◆ **Directions**: Go through the material and tally the lines containing the string "diagnosis". Give the total alone.

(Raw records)
------------

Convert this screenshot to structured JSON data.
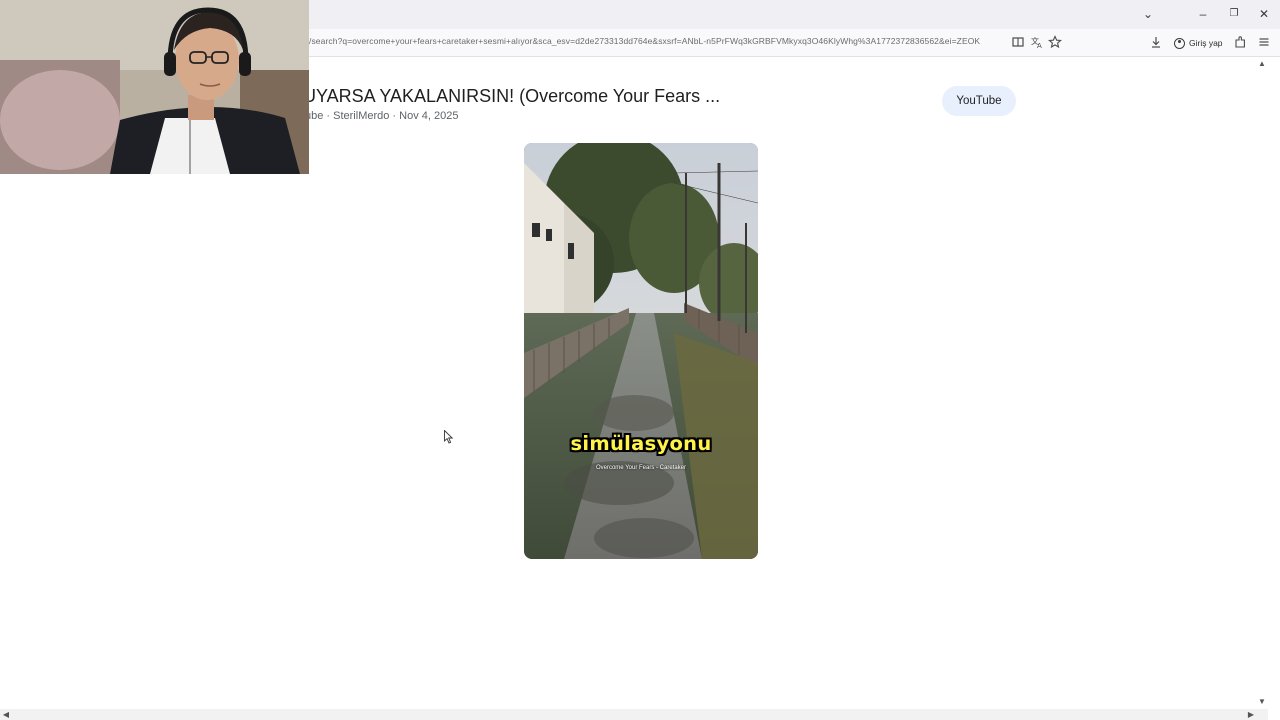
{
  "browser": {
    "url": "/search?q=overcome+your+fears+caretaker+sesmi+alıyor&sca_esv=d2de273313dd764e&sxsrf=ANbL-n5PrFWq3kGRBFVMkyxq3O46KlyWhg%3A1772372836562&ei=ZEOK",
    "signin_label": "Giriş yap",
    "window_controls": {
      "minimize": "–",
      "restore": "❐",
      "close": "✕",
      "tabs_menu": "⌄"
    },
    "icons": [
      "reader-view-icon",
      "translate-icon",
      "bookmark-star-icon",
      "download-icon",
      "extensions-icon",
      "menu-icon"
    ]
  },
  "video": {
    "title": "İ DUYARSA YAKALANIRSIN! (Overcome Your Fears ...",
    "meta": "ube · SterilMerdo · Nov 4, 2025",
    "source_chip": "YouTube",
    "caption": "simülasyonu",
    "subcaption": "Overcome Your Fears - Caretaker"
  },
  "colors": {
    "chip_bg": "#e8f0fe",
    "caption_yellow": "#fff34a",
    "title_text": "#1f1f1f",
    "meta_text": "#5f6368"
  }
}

------------

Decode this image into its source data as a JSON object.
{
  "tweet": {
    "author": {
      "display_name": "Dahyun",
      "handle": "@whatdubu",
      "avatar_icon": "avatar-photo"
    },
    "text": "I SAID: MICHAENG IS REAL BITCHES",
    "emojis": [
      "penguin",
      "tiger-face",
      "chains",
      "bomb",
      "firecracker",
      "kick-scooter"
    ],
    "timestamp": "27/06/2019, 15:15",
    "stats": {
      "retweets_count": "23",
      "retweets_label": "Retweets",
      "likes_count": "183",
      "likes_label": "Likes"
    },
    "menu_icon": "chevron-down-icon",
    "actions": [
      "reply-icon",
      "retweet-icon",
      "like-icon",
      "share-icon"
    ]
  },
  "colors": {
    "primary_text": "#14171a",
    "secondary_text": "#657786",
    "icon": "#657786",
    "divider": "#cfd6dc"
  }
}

------------

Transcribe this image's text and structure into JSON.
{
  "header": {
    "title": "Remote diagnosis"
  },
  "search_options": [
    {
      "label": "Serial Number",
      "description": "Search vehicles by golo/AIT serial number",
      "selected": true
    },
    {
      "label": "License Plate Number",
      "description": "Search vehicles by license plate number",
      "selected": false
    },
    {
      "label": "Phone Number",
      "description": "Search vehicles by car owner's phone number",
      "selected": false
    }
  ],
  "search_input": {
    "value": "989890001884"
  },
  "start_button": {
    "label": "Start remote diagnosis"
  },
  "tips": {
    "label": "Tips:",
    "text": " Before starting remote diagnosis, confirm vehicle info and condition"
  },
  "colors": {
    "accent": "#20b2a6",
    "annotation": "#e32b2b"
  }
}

------------

◆ **The solution**: 3